Challenge
Output the material below in its entirety, exactly as given.

[begin Dataset records]

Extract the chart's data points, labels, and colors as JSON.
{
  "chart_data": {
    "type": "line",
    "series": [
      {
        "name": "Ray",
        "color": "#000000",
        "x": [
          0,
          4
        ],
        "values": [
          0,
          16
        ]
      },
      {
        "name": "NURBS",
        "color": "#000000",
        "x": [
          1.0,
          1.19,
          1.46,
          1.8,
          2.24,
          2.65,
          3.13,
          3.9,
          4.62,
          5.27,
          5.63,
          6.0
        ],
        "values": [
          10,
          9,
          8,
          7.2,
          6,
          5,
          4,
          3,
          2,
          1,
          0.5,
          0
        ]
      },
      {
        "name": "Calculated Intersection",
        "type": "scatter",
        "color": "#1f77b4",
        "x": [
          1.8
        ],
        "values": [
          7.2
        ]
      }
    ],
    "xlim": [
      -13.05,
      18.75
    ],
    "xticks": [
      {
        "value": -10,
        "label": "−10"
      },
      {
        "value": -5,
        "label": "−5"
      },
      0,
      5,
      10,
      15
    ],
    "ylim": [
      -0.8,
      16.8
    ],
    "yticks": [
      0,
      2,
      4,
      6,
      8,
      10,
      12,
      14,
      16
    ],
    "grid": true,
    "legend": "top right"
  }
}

[end Dataset records]

Result for this exercise
Extract the chart's data points, labels, and colors as JSON.
{
  "chart_data": {
    "type": "line",
    "series": [
      {
        "name": "Ray",
        "color": "#000000",
        "x": [
          0,
          4
        ],
        "values": [
          0,
          16
        ]
      },
      {
        "name": "NURBS",
        "color": "#000000",
        "x": [
          1.0,
          1.19,
          1.46,
          1.8,
          2.24,
          2.65,
          3.13,
          3.9,
          4.62,
          5.27,
          5.63,
          6.0
        ],
        "values": [
          10,
          9,
          8,
          7.2,
          6,
          5,
          4,
          3,
          2,
          1,
          0.5,
          0
        ]
      },
      {
        "name": "Calculated Intersection",
        "type": "scatter",
        "color": "#1f77b4",
        "x": [
          1.8
        ],
        "values": [
          7.2
        ]
      }
    ],
    "xlim": [
      -13.05,
      18.75
    ],
    "xticks": [
      {
        "value": -10,
        "label": "−10"
      },
      {
        "value": -5,
        "label": "−5"
      },
      0,
      5,
      10,
      15
    ],
    "ylim": [
      -0.8,
      16.8
    ],
    "yticks": [
      0,
      2,
      4,
      6,
      8,
      10,
      12,
      14,
      16
    ],
    "grid": true,
    "legend": "top right"
  }
}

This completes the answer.